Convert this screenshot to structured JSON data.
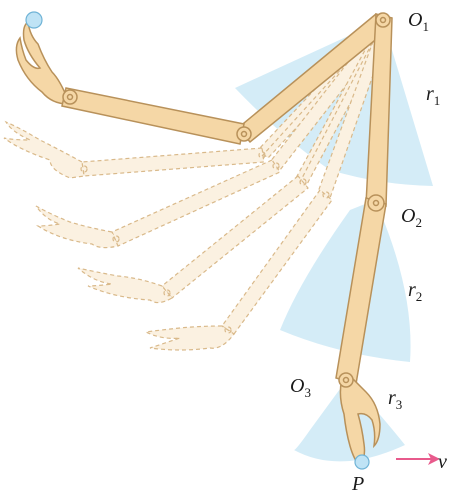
{
  "labels": {
    "o1": {
      "main": "O",
      "sub": "1"
    },
    "o2": {
      "main": "O",
      "sub": "2"
    },
    "o3": {
      "main": "O",
      "sub": "3"
    },
    "r1": {
      "main": "r",
      "sub": "1"
    },
    "r2": {
      "main": "r",
      "sub": "2"
    },
    "r3": {
      "main": "r",
      "sub": "3"
    },
    "p": "P",
    "v": "v"
  },
  "colors": {
    "arm_fill": "#f5d7a6",
    "arm_stroke": "#b8915a",
    "ghost_fill": "#fbf1e1",
    "ghost_stroke": "#d9b98a",
    "sector": "#d4ecf7",
    "endpoint": "#bfe3f5",
    "velocity_arrow": "#e85a8c"
  },
  "icons": {
    "joint": "pivot-joint-icon",
    "endpoint": "end-effector-icon",
    "velocity": "right-arrow-icon"
  }
}
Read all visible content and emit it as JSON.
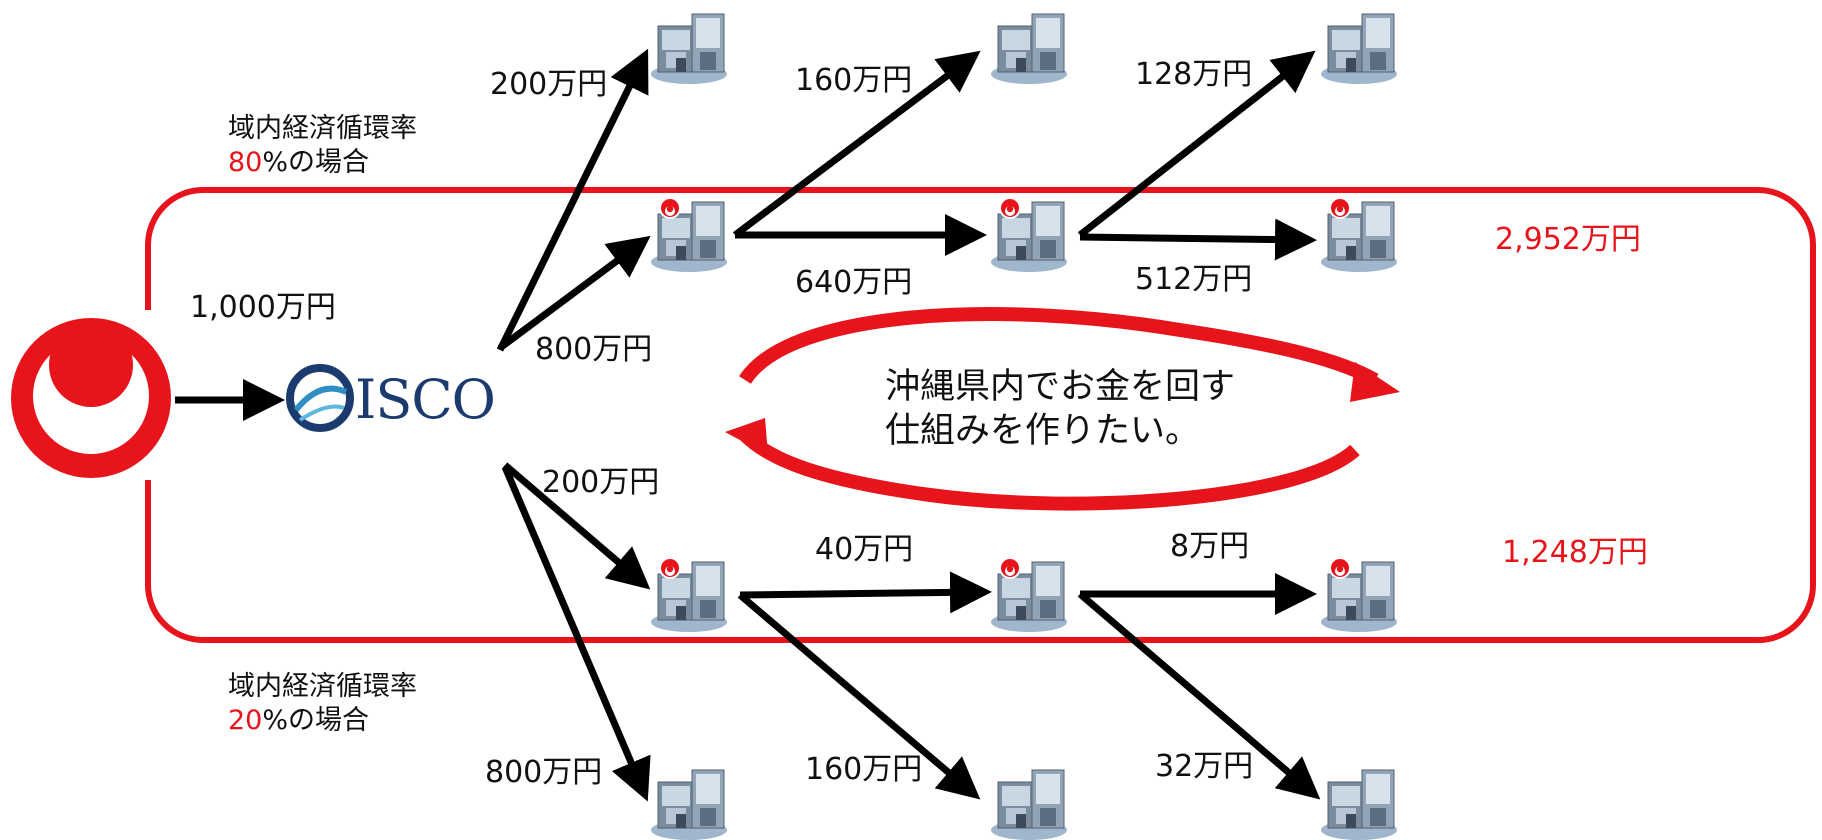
{
  "source": {
    "name": "Okinawa Prefecture"
  },
  "isco": {
    "logo_text": "ISCO",
    "input_amount": "1,000万円"
  },
  "scenario_80": {
    "caption_line1": "域内経済循環率",
    "percent": "80",
    "caption_suffix": "%の場合",
    "total": "2,952万円",
    "labels": {
      "out1": "200万円",
      "in1": "800万円",
      "out2": "160万円",
      "in2": "640万円",
      "out3": "128万円",
      "in3": "512万円"
    }
  },
  "scenario_20": {
    "caption_line1": "域内経済循環率",
    "percent": "20",
    "caption_suffix": "%の場合",
    "total": "1,248万円",
    "labels": {
      "in1": "200万円",
      "out1": "800万円",
      "in2": "40万円",
      "out2": "160万円",
      "in3": "8万円",
      "out3": "32万円"
    }
  },
  "center": {
    "line1": "沖縄県内でお金を回す",
    "line2": "仕組みを作りたい。"
  },
  "colors": {
    "accent_red": "#e8141b",
    "arrow": "#000000",
    "isco_blue": "#1b3b6f"
  },
  "icons": {
    "outside_company": "office-building-icon",
    "local_company": "okinawa-office-building-icon"
  }
}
* * * * * * * * *
**Exercise prompt:** From the entries above, copy every line where the word "JSON" shows up.

**Output of the exercise:**
Convert this screenshot to structured JSON data.
Read all visible content and emit it as JSON.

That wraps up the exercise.